*EXERCISE OBJECTIVE*:
Convert the entries into a JSON list of strings, one string per line, with blank lines left out. Begin at the line that contains "toc-entry: Seat Belts" and stop after the line that contains "dot-leader: ........................................… <box>893".

<<<<

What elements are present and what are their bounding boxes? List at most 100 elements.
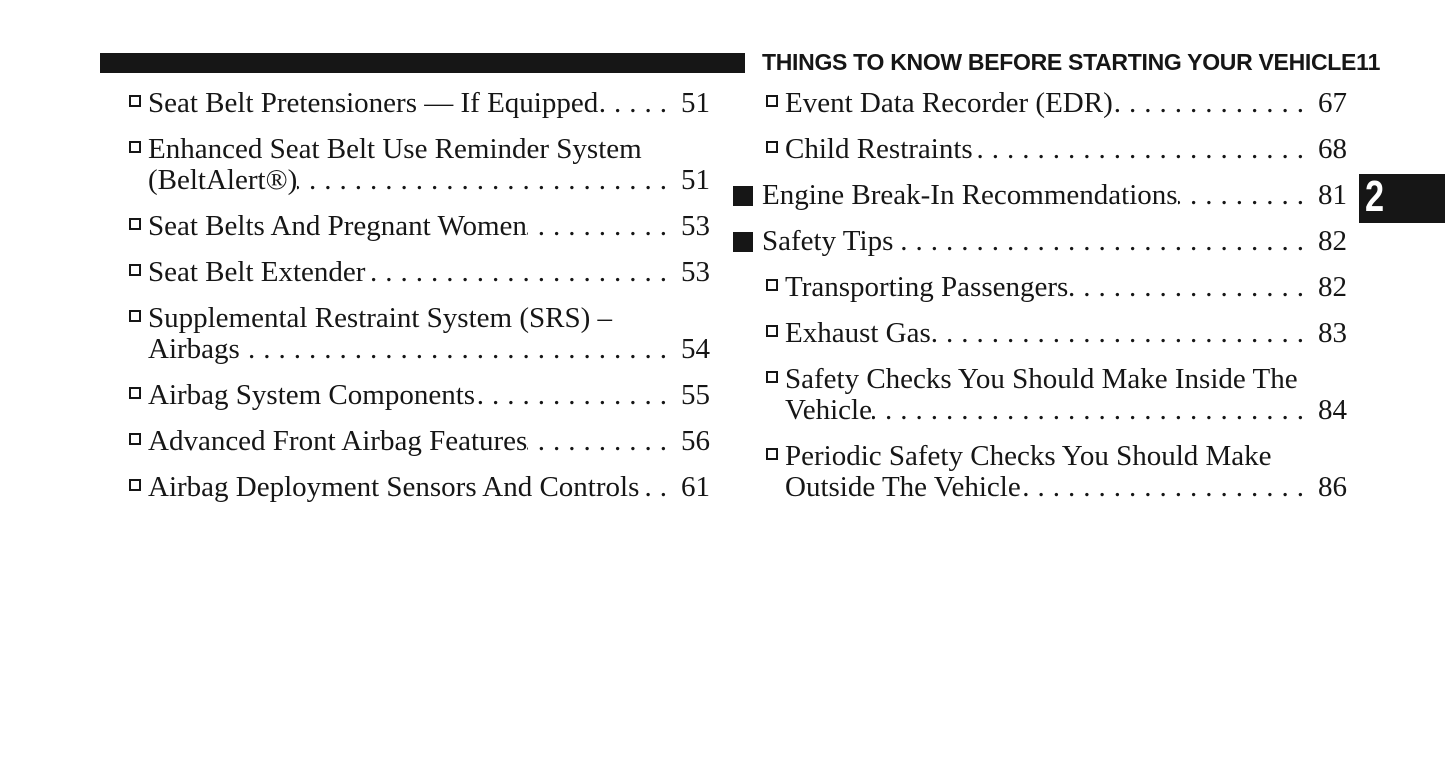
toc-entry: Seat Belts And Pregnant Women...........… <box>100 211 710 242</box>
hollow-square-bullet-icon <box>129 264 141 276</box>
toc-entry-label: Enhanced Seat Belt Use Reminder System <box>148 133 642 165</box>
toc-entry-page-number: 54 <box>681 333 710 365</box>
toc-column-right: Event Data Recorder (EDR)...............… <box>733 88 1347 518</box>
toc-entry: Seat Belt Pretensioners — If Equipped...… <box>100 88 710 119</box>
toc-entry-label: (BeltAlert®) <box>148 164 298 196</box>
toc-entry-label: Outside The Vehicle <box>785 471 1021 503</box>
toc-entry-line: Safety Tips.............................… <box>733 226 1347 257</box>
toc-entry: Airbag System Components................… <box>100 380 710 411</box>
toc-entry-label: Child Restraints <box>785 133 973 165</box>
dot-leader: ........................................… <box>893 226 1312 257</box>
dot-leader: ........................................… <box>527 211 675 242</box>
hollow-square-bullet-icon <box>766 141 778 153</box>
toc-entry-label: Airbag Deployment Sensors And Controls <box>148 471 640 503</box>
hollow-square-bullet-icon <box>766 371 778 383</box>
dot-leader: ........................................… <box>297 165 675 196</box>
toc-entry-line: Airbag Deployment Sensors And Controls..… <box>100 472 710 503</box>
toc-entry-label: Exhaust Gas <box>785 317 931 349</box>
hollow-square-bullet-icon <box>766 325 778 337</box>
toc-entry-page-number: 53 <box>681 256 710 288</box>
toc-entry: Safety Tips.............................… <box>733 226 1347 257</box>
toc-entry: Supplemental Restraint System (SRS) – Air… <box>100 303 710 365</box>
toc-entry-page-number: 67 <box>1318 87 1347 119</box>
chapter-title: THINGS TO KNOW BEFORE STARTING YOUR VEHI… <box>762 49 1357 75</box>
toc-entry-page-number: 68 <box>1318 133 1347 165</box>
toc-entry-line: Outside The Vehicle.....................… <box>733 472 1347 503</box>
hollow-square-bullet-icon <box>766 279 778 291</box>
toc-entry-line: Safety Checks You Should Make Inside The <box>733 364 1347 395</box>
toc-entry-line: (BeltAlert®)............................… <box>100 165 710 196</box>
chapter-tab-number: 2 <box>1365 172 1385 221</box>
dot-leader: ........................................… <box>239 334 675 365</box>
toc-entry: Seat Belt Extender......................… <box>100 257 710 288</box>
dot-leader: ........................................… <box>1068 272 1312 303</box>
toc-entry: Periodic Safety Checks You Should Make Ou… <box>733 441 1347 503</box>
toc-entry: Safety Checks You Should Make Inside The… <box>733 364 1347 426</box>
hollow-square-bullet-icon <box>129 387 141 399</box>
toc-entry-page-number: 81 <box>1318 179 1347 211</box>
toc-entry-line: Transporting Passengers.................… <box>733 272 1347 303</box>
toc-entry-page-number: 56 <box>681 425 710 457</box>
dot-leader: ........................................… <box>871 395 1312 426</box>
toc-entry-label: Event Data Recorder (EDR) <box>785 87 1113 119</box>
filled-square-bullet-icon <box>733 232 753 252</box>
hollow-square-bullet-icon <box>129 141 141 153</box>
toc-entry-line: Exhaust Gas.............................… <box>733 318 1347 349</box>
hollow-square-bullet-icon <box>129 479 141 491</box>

>>>>

*EXERCISE RESPONSE*:
[
  "toc-entry: Seat Belts And Pregnant Women...........… <box>100 211 710 242</box>",
  "hollow-square-bullet-icon <box>129 264 141 276</box>",
  "toc-entry-label: Enhanced Seat Belt Use Reminder System <box>148 133 642 165</box>",
  "toc-entry-page-number: 54 <box>681 333 710 365</box>",
  "toc-column-right: Event Data Recorder (EDR)...............… <box>733 88 1347 518</box>",
  "toc-entry: Seat Belt Pretensioners — If Equipped...… <box>100 88 710 119</box>",
  "toc-entry-label: (BeltAlert®) <box>148 164 298 196</box>",
  "toc-entry-label: Outside The Vehicle <box>785 471 1021 503</box>",
  "toc-entry-line: Safety Tips.............................… <box>733 226 1347 257</box>",
  "toc-entry: Airbag System Components................… <box>100 380 710 411</box>",
  "toc-entry-label: Child Restraints <box>785 133 973 165</box>",
  "dot-leader: ........................................… <box>893 226 1312 257</box>"
]